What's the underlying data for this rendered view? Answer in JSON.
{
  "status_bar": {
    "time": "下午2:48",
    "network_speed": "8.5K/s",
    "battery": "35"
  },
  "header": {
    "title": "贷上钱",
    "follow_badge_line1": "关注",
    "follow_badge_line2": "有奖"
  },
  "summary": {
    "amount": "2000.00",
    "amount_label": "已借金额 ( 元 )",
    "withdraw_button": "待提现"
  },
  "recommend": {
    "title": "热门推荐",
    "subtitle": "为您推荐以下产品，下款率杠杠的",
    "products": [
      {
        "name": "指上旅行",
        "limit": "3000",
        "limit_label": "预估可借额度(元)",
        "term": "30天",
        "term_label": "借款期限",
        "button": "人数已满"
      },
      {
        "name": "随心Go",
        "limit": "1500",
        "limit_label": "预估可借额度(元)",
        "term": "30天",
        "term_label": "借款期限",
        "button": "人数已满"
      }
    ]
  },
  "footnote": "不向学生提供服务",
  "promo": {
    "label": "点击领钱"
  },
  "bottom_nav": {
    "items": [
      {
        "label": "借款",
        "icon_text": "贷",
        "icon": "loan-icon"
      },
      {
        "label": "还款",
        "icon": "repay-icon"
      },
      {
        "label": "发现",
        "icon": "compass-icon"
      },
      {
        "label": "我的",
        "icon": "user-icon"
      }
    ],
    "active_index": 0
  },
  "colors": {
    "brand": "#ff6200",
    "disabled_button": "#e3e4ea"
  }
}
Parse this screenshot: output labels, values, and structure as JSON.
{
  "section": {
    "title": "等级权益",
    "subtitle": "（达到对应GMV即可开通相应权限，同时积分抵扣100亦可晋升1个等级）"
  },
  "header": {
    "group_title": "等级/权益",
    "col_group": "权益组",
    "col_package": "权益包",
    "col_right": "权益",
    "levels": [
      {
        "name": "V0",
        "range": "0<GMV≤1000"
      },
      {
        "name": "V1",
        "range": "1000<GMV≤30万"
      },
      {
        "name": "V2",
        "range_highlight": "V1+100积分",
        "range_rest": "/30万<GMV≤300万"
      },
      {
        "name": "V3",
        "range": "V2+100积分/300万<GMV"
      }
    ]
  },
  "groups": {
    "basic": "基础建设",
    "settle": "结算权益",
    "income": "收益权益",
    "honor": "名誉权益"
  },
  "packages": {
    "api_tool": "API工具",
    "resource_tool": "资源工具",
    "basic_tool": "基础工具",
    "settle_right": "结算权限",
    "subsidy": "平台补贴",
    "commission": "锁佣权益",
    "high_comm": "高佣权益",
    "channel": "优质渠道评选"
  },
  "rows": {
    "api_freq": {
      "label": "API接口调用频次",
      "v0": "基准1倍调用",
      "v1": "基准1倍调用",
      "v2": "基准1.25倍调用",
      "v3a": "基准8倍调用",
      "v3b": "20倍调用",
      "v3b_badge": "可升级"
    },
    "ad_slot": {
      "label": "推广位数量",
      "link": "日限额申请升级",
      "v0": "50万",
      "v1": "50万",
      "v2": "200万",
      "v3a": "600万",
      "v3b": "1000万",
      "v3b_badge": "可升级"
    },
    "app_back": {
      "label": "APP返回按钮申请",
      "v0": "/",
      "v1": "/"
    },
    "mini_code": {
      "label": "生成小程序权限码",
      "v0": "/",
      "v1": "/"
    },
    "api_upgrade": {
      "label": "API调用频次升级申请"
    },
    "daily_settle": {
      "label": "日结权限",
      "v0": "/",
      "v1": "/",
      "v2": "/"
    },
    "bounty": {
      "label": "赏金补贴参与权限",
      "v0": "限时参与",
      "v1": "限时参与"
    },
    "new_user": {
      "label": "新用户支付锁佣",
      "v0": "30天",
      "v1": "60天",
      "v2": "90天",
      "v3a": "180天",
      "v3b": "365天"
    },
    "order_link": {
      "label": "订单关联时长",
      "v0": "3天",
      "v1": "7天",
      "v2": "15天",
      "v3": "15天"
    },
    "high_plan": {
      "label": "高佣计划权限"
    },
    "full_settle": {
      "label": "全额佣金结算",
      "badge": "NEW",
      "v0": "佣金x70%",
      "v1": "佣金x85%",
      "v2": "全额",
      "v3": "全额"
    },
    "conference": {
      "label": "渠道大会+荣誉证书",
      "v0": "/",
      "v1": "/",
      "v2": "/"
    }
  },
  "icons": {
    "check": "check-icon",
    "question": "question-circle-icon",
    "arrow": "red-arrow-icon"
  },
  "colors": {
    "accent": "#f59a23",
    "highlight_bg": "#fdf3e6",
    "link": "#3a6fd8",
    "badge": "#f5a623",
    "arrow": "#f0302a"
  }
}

» Stated problem
Please output the entries above, every line exactly as it reads.

» Task result
What's the underlying data for this rendered view? Answer in JSON.
{
  "status_bar": {
    "time": "下午2:48",
    "network_speed": "8.5K/s",
    "battery": "35"
  },
  "header": {
    "title": "贷上钱",
    "follow_badge_line1": "关注",
    "follow_badge_line2": "有奖"
  },
  "summary": {
    "amount": "2000.00",
    "amount_label": "已借金额 ( 元 )",
    "withdraw_button": "待提现"
  },
  "recommend": {
    "title": "热门推荐",
    "subtitle": "为您推荐以下产品，下款率杠杠的",
    "products": [
      {
        "name": "指上旅行",
        "limit": "3000",
        "limit_label": "预估可借额度(元)",
        "term": "30天",
        "term_label": "借款期限",
        "button": "人数已满"
      },
      {
        "name": "随心Go",
        "limit": "1500",
        "limit_label": "预估可借额度(元)",
        "term": "30天",
        "term_label": "借款期限",
        "button": "人数已满"
      }
    ]
  },
  "footnote": "不向学生提供服务",
  "promo": {
    "label": "点击领钱"
  },
  "bottom_nav": {
    "items": [
      {
        "label": "借款",
        "icon_text": "贷",
        "icon": "loan-icon"
      },
      {
        "label": "还款",
        "icon": "repay-icon"
      },
      {
        "label": "发现",
        "icon": "compass-icon"
      },
      {
        "label": "我的",
        "icon": "user-icon"
      }
    ],
    "active_index": 0
  },
  "colors": {
    "brand": "#ff6200",
    "disabled_button": "#e3e4ea"
  }
}
Parse this screenshot: output labels, values, and structure as JSON.
{
  "section": {
    "title": "等级权益",
    "subtitle": "（达到对应GMV即可开通相应权限，同时积分抵扣100亦可晋升1个等级）"
  },
  "header": {
    "group_title": "等级/权益",
    "col_group": "权益组",
    "col_package": "权益包",
    "col_right": "权益",
    "levels": [
      {
        "name": "V0",
        "range": "0<GMV≤1000"
      },
      {
        "name": "V1",
        "range": "1000<GMV≤30万"
      },
      {
        "name": "V2",
        "range_highlight": "V1+100积分",
        "range_rest": "/30万<GMV≤300万"
      },
      {
        "name": "V3",
        "range": "V2+100积分/300万<GMV"
      }
    ]
  },
  "groups": {
    "basic": "基础建设",
    "settle": "结算权益",
    "income": "收益权益",
    "honor": "名誉权益"
  },
  "packages": {
    "api_tool": "API工具",
    "resource_tool": "资源工具",
    "basic_tool": "基础工具",
    "settle_right": "结算权限",
    "subsidy": "平台补贴",
    "commission": "锁佣权益",
    "high_comm": "高佣权益",
    "channel": "优质渠道评选"
  },
  "rows": {
    "api_freq": {
      "label": "API接口调用频次",
      "v0": "基准1倍调用",
      "v1": "基准1倍调用",
      "v2": "基准1.25倍调用",
      "v3a": "基准8倍调用",
      "v3b": "20倍调用",
      "v3b_badge": "可升级"
    },
    "ad_slot": {
      "label": "推广位数量",
      "link": "日限额申请升级",
      "v0": "50万",
      "v1": "50万",
      "v2": "200万",
      "v3a": "600万",
      "v3b": "1000万",
      "v3b_badge": "可升级"
    },
    "app_back": {
      "label": "APP返回按钮申请",
      "v0": "/",
      "v1": "/"
    },
    "mini_code": {
      "label": "生成小程序权限码",
      "v0": "/",
      "v1": "/"
    },
    "api_upgrade": {
      "label": "API调用频次升级申请"
    },
    "daily_settle": {
      "label": "日结权限",
      "v0": "/",
      "v1": "/",
      "v2": "/"
    },
    "bounty": {
      "label": "赏金补贴参与权限",
      "v0": "限时参与",
      "v1": "限时参与"
    },
    "new_user": {
      "label": "新用户支付锁佣",
      "v0": "30天",
      "v1": "60天",
      "v2": "90天",
      "v3a": "180天",
      "v3b": "365天"
    },
    "order_link": {
      "label": "订单关联时长",
      "v0": "3天",
      "v1": "7天",
      "v2": "15天",
      "v3": "15天"
    },
    "high_plan": {
      "label": "高佣计划权限"
    },
    "full_settle": {
      "label": "全额佣金结算",
      "badge": "NEW",
      "v0": "佣金x70%",
      "v1": "佣金x85%",
      "v2": "全额",
      "v3": "全额"
    },
    "conference": {
      "label": "渠道大会+荣誉证书",
      "v0": "/",
      "v1": "/",
      "v2": "/"
    }
  },
  "icons": {
    "check": "check-icon",
    "question": "question-circle-icon",
    "arrow": "red-arrow-icon"
  },
  "colors": {
    "accent": "#f59a23",
    "highlight_bg": "#fdf3e6",
    "link": "#3a6fd8",
    "badge": "#f5a623",
    "arrow": "#f0302a"
  }
}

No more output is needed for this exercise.